• What is being asked: Copy each line below without leaving any out.

• Dataset records:
— START —

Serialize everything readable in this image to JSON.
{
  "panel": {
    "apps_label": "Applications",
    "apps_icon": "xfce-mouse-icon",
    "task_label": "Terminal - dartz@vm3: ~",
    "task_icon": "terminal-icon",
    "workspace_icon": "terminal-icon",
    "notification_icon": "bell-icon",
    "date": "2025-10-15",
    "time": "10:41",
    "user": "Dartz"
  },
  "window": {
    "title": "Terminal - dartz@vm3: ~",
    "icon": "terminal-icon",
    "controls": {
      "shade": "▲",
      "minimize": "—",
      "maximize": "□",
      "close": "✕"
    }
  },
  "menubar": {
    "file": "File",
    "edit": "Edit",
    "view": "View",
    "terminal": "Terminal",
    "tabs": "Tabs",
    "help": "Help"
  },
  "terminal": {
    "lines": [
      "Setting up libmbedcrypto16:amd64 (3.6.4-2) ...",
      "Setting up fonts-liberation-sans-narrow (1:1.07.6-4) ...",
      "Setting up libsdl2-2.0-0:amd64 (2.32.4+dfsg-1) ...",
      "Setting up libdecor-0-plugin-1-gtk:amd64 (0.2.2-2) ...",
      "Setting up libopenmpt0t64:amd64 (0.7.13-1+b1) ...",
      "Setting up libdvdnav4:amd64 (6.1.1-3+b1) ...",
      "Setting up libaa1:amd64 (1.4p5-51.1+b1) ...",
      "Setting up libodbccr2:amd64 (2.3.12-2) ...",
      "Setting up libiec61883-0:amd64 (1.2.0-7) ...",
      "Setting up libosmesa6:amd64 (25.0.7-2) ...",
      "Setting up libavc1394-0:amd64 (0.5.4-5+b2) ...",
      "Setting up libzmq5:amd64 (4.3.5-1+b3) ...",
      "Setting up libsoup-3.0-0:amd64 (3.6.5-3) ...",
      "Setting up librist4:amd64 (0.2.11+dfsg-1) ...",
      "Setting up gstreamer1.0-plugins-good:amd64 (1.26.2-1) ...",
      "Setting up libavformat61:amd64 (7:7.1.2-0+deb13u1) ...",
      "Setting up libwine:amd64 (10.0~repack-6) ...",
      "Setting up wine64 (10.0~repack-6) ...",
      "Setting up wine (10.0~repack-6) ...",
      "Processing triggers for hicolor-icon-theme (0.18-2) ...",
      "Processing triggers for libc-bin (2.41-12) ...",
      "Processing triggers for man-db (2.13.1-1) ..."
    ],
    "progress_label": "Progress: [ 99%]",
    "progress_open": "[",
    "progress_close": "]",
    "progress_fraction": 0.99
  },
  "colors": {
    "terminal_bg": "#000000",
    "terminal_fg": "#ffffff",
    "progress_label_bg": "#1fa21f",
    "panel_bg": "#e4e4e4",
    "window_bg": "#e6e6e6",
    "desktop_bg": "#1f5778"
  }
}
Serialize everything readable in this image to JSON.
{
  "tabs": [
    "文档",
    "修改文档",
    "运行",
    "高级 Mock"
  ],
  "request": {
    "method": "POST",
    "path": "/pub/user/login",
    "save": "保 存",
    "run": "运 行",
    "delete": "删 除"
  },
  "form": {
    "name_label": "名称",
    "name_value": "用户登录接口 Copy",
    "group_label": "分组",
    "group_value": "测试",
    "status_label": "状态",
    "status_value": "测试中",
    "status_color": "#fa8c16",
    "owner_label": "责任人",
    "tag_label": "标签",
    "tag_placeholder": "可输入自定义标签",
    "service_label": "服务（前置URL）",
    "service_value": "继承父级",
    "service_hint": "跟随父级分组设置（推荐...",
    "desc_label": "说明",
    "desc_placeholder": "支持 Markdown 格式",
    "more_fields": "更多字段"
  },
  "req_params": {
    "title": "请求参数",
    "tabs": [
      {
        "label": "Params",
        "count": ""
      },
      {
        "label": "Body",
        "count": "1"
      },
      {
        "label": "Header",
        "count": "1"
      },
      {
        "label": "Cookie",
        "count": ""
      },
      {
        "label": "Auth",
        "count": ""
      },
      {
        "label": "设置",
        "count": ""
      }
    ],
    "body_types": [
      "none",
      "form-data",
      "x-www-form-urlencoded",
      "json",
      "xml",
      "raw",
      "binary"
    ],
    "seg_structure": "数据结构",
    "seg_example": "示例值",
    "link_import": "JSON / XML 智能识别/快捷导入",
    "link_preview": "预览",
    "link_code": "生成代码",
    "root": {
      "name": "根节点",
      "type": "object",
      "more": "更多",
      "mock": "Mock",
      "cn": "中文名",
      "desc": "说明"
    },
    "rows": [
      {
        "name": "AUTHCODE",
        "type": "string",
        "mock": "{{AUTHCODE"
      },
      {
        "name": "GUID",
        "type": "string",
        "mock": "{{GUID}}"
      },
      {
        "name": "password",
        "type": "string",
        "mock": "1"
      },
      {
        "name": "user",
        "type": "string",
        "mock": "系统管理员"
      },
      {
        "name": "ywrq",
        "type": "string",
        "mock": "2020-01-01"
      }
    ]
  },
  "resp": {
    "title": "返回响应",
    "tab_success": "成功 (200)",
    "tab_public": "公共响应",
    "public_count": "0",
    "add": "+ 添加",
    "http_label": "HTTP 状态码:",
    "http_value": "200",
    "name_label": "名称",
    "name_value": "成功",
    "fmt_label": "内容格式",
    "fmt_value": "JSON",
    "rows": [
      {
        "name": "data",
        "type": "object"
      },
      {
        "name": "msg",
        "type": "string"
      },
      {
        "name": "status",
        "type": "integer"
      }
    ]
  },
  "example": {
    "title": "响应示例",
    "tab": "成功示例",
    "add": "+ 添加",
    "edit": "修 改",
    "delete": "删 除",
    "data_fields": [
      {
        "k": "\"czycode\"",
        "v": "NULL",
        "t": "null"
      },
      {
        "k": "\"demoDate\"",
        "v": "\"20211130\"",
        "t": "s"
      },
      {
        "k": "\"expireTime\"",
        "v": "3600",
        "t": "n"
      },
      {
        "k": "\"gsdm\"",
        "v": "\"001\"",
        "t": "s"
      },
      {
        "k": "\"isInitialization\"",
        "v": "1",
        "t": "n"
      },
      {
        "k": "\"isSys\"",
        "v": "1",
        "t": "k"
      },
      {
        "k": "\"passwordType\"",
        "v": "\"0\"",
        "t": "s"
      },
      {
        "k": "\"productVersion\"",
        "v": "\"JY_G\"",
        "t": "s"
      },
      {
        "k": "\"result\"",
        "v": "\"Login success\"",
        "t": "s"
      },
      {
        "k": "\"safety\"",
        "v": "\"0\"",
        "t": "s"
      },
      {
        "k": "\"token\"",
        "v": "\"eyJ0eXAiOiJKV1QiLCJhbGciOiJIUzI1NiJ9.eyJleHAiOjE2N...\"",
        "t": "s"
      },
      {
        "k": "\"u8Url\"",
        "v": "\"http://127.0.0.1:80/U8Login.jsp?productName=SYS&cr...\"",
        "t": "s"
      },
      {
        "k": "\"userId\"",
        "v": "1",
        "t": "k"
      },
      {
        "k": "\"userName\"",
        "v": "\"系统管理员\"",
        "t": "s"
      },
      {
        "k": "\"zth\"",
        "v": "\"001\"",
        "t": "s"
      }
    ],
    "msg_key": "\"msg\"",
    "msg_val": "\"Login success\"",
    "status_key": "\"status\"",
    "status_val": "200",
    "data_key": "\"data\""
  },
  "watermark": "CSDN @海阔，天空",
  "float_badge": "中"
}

— END —

• Result below:
Serialize everything readable in this image to JSON.
{
  "panel": {
    "apps_label": "Applications",
    "apps_icon": "xfce-mouse-icon",
    "task_label": "Terminal - dartz@vm3: ~",
    "task_icon": "terminal-icon",
    "workspace_icon": "terminal-icon",
    "notification_icon": "bell-icon",
    "date": "2025-10-15",
    "time": "10:41",
    "user": "Dartz"
  },
  "window": {
    "title": "Terminal - dartz@vm3: ~",
    "icon": "terminal-icon",
    "controls": {
      "shade": "▲",
      "minimize": "—",
      "maximize": "□",
      "close": "✕"
    }
  },
  "menubar": {
    "file": "File",
    "edit": "Edit",
    "view": "View",
    "terminal": "Terminal",
    "tabs": "Tabs",
    "help": "Help"
  },
  "terminal": {
    "lines": [
      "Setting up libmbedcrypto16:amd64 (3.6.4-2) ...",
      "Setting up fonts-liberation-sans-narrow (1:1.07.6-4) ...",
      "Setting up libsdl2-2.0-0:amd64 (2.32.4+dfsg-1) ...",
      "Setting up libdecor-0-plugin-1-gtk:amd64 (0.2.2-2) ...",
      "Setting up libopenmpt0t64:amd64 (0.7.13-1+b1) ...",
      "Setting up libdvdnav4:amd64 (6.1.1-3+b1) ...",
      "Setting up libaa1:amd64 (1.4p5-51.1+b1) ...",
      "Setting up libodbccr2:amd64 (2.3.12-2) ...",
      "Setting up libiec61883-0:amd64 (1.2.0-7) ...",
      "Setting up libosmesa6:amd64 (25.0.7-2) ...",
      "Setting up libavc1394-0:amd64 (0.5.4-5+b2) ...",
      "Setting up libzmq5:amd64 (4.3.5-1+b3) ...",
      "Setting up libsoup-3.0-0:amd64 (3.6.5-3) ...",
      "Setting up librist4:amd64 (0.2.11+dfsg-1) ...",
      "Setting up gstreamer1.0-plugins-good:amd64 (1.26.2-1) ...",
      "Setting up libavformat61:amd64 (7:7.1.2-0+deb13u1) ...",
      "Setting up libwine:amd64 (10.0~repack-6) ...",
      "Setting up wine64 (10.0~repack-6) ...",
      "Setting up wine (10.0~repack-6) ...",
      "Processing triggers for hicolor-icon-theme (0.18-2) ...",
      "Processing triggers for libc-bin (2.41-12) ...",
      "Processing triggers for man-db (2.13.1-1) ..."
    ],
    "progress_label": "Progress: [ 99%]",
    "progress_open": "[",
    "progress_close": "]",
    "progress_fraction": 0.99
  },
  "colors": {
    "terminal_bg": "#000000",
    "terminal_fg": "#ffffff",
    "progress_label_bg": "#1fa21f",
    "panel_bg": "#e4e4e4",
    "window_bg": "#e6e6e6",
    "desktop_bg": "#1f5778"
  }
}
Serialize everything readable in this image to JSON.
{
  "tabs": [
    "文档",
    "修改文档",
    "运行",
    "高级 Mock"
  ],
  "request": {
    "method": "POST",
    "path": "/pub/user/login",
    "save": "保 存",
    "run": "运 行",
    "delete": "删 除"
  },
  "form": {
    "name_label": "名称",
    "name_value": "用户登录接口 Copy",
    "group_label": "分组",
    "group_value": "测试",
    "status_label": "状态",
    "status_value": "测试中",
    "status_color": "#fa8c16",
    "owner_label": "责任人",
    "tag_label": "标签",
    "tag_placeholder": "可输入自定义标签",
    "service_label": "服务（前置URL）",
    "service_value": "继承父级",
    "service_hint": "跟随父级分组设置（推荐...",
    "desc_label": "说明",
    "desc_placeholder": "支持 Markdown 格式",
    "more_fields": "更多字段"
  },
  "req_params": {
    "title": "请求参数",
    "tabs": [
      {
        "label": "Params",
        "count": ""
      },
      {
        "label": "Body",
        "count": "1"
      },
      {
        "label": "Header",
        "count": "1"
      },
      {
        "label": "Cookie",
        "count": ""
      },
      {
        "label": "Auth",
        "count": ""
      },
      {
        "label": "设置",
        "count": ""
      }
    ],
    "body_types": [
      "none",
      "form-data",
      "x-www-form-urlencoded",
      "json",
      "xml",
      "raw",
      "binary"
    ],
    "seg_structure": "数据结构",
    "seg_example": "示例值",
    "link_import": "JSON / XML 智能识别/快捷导入",
    "link_preview": "预览",
    "link_code": "生成代码",
    "root": {
      "name": "根节点",
      "type": "object",
      "more": "更多",
      "mock": "Mock",
      "cn": "中文名",
      "desc": "说明"
    },
    "rows": [
      {
        "name": "AUTHCODE",
        "type": "string",
        "mock": "{{AUTHCODE"
      },
      {
        "name": "GUID",
        "type": "string",
        "mock": "{{GUID}}"
      },
      {
        "name": "password",
        "type": "string",
        "mock": "1"
      },
      {
        "name": "user",
        "type": "string",
        "mock": "系统管理员"
      },
      {
        "name": "ywrq",
        "type": "string",
        "mock": "2020-01-01"
      }
    ]
  },
  "resp": {
    "title": "返回响应",
    "tab_success": "成功 (200)",
    "tab_public": "公共响应",
    "public_count": "0",
    "add": "+ 添加",
    "http_label": "HTTP 状态码:",
    "http_value": "200",
    "name_label": "名称",
    "name_value": "成功",
    "fmt_label": "内容格式",
    "fmt_value": "JSON",
    "rows": [
      {
        "name": "data",
        "type": "object"
      },
      {
        "name": "msg",
        "type": "string"
      },
      {
        "name": "status",
        "type": "integer"
      }
    ]
  },
  "example": {
    "title": "响应示例",
    "tab": "成功示例",
    "add": "+ 添加",
    "edit": "修 改",
    "delete": "删 除",
    "data_fields": [
      {
        "k": "\"czycode\"",
        "v": "NULL",
        "t": "null"
      },
      {
        "k": "\"demoDate\"",
        "v": "\"20211130\"",
        "t": "s"
      },
      {
        "k": "\"expireTime\"",
        "v": "3600",
        "t": "n"
      },
      {
        "k": "\"gsdm\"",
        "v": "\"001\"",
        "t": "s"
      },
      {
        "k": "\"isInitialization\"",
        "v": "1",
        "t": "n"
      },
      {
        "k": "\"isSys\"",
        "v": "1",
        "t": "k"
      },
      {
        "k": "\"passwordType\"",
        "v": "\"0\"",
        "t": "s"
      },
      {
        "k": "\"productVersion\"",
        "v": "\"JY_G\"",
        "t": "s"
      },
      {
        "k": "\"result\"",
        "v": "\"Login success\"",
        "t": "s"
      },
      {
        "k": "\"safety\"",
        "v": "\"0\"",
        "t": "s"
      },
      {
        "k": "\"token\"",
        "v": "\"eyJ0eXAiOiJKV1QiLCJhbGciOiJIUzI1NiJ9.eyJleHAiOjE2N...\"",
        "t": "s"
      },
      {
        "k": "\"u8Url\"",
        "v": "\"http://127.0.0.1:80/U8Login.jsp?productName=SYS&cr...\"",
        "t": "s"
      },
      {
        "k": "\"userId\"",
        "v": "1",
        "t": "k"
      },
      {
        "k": "\"userName\"",
        "v": "\"系统管理员\"",
        "t": "s"
      },
      {
        "k": "\"zth\"",
        "v": "\"001\"",
        "t": "s"
      }
    ],
    "msg_key": "\"msg\"",
    "msg_val": "\"Login success\"",
    "status_key": "\"status\"",
    "status_val": "200",
    "data_key": "\"data\""
  },
  "watermark": "CSDN @海阔，天空",
  "float_badge": "中"
}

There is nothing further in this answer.